__Text block__
Prof. Israel
Nelken
Department of Neurobiology, Alexander Silberman Institute of Life Sciences, The Edmond J. Safra Campus
The Hebrew University Jerusalem 91904, ISRAEL
Curriculum Vitae:
Education:
1979-1982 BSc. in Mathematics and Physics (with special distinction), The Hebrew University, Jerusalem, Israel
1984-1985 M.Sc. in Neurobiology (with distinction), Department of Physiology, The Hebrew University - Hadassah Medical School, Jerusalem, Israel
1987-1991 Ph.D. in Neurobiology, Department of Physiology, The Hebrew University - Hadassah Medical School, Jerusalem, Israel
1991-1994 Postdoctoral fellow, the Johns Hopkins University, Baltimore MD, USA
Positions:
1993-2000 Lecturer, Department of Physiology, The Hebrew University - Hadassah Medical School, Jerusalem, Israel
2000-2003 Senior Lecturer (with tenure), Department of Physiology, The Hebrew University - Hadassah Medical School
2003-2005 Senior Lecturer (with tenure), Department of Neurobiology, The Silberman Institute of Life Sciences, Faculty of Sciences, the Hebrew University, Jerusalem, Israel
2005-2008 Associate Professor, Department of Neurobiology, The Silberman Institute of Life Sciences, Faculty of Sciences, the Hebrew University, Jerusalem, Israel
2008-present Full Professor, Department of Neurobiology, The Silberman Institute of Life Sciences, Faculty of Sciences, and the Edmond and Lily Safra Center for Brain Sciences, the Hebrew University, Jerusalem, Israel
Other academic roles in the Hebrew University:
1998-2000 Member, M.D. theses committee
2000 - 2001 Member, computer committee of the Hebrew University – Hadassah Medical School
2000 - present Member, the Interdisciplinary Center for Neural Computations, the Hebrew University, Jerusalem, Israel
2003 - 2007 Chairman, the graduate program in Brain and Behavioral Sciences
3/2008 - present Head, Ph.D. program ‘Brain Research: Computation and Information Processing’
2009- Head, Institutional Committee for the Care and Use of Animals (IACUC), Edmond J. Safra Campus
2012- Member, executive committee, Edmond and Lily Safra Center for Brain Sciences
Other academic roles:
1999- Action Editor, The Journal of Computational Neuroscience
2007- Associate editor, Frontiers in Computational Neuroscience
2005-2008 Director, the European course in Neural Computations (Arcachon and Freiburg, together with Nicolas Brunel, Peter Latham and John Rinzel)
3/2010 Member of the Gatsby Unit Quinquennial review committee
2011- Member of the advisory board, Bernstein Center for Computational Neuroscience, Munich, Germany
Member of the Israeli Society for Neuroscience (ISFN), Society for Neuroscience (SFN), Association for Research in Otolaryngology (ARO)
Ad-hoc reviewer in Nature, Nature Neuroscience, Neuron, PNAS, Journal of Neuroscience, Cerebral Cortex, Journal of Neurophysiology, and others.

__Task instructions__
1/ Answer these questions from the curriculum vitae:
(a) During which years was he a postdoctoral fellow at the Johns Hopkins University?
(b) Of which journal has he been Action Editor since 1999?
(c) With whom did he direct the European course in Neural Computations?
2/ Copy out the stretch of the curriculum vitae from "3/2010 Member of" through "Neurophysiology, and others.".
The listing after this comes from a separate source and is unrelated to the curriculum vitae.

(Records from a data collection)

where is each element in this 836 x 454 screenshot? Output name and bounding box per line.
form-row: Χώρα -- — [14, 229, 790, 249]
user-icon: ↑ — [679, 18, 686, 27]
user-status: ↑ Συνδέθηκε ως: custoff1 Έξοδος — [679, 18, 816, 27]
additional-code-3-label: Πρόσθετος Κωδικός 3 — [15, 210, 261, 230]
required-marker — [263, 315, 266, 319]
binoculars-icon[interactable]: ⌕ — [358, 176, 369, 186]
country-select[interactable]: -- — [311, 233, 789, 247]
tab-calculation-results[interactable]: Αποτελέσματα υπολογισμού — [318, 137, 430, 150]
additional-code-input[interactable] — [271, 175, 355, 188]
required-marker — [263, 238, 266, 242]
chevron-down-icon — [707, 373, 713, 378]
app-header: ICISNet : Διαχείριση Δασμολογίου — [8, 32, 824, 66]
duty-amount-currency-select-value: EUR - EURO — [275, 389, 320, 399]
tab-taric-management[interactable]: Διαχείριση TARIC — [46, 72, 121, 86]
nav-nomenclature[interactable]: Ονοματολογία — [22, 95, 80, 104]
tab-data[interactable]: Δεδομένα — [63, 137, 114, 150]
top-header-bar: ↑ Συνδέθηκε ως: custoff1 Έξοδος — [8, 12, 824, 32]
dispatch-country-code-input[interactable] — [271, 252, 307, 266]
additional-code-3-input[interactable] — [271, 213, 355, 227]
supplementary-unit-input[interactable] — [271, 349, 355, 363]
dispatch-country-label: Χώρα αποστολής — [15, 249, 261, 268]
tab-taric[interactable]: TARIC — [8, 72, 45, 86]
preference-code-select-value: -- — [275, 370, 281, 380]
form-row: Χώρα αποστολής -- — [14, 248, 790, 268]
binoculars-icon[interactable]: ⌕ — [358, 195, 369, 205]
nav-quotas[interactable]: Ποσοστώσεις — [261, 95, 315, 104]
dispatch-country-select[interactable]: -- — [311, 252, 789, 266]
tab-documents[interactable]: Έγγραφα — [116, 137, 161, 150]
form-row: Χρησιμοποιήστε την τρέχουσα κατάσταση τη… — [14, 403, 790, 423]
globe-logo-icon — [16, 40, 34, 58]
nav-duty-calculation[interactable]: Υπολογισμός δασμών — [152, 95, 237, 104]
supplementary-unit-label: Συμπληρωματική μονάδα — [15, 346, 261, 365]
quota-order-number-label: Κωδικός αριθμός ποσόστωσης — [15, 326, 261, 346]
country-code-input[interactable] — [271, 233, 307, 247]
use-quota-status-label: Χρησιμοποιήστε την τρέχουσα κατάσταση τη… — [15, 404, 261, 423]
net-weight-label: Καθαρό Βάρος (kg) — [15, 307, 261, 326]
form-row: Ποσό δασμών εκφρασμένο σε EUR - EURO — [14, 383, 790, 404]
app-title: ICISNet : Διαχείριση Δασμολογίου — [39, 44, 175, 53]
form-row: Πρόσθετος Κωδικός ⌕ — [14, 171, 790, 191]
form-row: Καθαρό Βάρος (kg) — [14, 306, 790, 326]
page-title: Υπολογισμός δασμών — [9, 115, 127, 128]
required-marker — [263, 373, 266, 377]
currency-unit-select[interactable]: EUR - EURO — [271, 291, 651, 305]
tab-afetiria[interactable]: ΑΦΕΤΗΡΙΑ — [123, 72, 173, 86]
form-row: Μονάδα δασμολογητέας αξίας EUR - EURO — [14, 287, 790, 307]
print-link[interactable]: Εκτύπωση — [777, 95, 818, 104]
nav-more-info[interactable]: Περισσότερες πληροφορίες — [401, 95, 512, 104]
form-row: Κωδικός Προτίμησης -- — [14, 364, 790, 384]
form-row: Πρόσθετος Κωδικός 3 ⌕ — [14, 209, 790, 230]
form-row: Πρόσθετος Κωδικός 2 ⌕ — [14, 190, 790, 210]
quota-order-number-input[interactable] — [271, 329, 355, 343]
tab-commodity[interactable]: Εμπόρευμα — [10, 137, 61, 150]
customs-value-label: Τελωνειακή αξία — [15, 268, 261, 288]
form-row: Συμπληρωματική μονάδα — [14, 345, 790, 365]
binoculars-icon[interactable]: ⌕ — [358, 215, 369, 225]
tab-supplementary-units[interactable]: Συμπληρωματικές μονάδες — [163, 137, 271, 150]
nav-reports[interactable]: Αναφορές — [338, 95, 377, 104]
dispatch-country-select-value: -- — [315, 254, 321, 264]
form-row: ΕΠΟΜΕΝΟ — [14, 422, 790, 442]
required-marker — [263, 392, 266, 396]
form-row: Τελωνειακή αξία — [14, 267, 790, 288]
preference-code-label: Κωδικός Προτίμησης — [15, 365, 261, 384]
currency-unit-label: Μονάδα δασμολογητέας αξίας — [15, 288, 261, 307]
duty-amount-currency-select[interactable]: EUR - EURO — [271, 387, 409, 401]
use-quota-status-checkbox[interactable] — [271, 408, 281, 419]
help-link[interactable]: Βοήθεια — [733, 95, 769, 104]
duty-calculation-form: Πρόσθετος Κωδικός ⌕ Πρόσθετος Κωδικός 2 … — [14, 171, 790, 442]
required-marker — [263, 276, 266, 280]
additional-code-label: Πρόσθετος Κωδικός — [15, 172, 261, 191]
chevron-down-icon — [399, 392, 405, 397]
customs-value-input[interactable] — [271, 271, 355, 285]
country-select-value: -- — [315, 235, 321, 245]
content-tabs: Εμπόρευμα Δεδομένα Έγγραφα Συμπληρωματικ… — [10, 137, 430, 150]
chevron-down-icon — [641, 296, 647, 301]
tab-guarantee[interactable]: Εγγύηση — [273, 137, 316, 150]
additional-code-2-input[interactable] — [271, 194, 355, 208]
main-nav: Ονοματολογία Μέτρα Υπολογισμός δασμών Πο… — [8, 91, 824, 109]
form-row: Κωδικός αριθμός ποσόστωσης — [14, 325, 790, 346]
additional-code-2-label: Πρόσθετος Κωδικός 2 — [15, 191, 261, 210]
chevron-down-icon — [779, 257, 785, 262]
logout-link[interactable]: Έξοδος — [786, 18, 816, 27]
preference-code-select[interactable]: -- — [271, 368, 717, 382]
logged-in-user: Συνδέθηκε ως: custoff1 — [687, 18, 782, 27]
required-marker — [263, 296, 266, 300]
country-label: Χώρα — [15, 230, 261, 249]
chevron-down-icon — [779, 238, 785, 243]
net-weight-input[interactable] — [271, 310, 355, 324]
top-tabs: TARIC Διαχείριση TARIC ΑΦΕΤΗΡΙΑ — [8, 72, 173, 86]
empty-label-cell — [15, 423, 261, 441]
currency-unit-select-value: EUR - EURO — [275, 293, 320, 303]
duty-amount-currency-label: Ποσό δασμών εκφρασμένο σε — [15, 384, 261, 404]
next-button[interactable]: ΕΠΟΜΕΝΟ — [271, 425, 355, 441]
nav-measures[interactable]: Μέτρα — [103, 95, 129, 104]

__Task-by-task outputs__
1/
(a) 1991-1994
(b) The Journal of Computational Neuroscience
(c) Nicolas Brunel, Peter Latham and John Rinzel

2/
3/2010 Member of the Gatsby Unit Quinquennial review committee
2011- Member of the advisory board, Bernstein Center for Computational Neuroscience, Munich, Germany
Member of the Israeli Society for Neuroscience (ISFN), Society for Neuroscience (SFN), Association for Research in Otolaryngology (ARO)
Ad-hoc reviewer in Nature, Nature Neuroscience, Neuron, PNAS, Journal of Neuroscience, Cerebral Cortex, Journal of Neurophysiology, and others.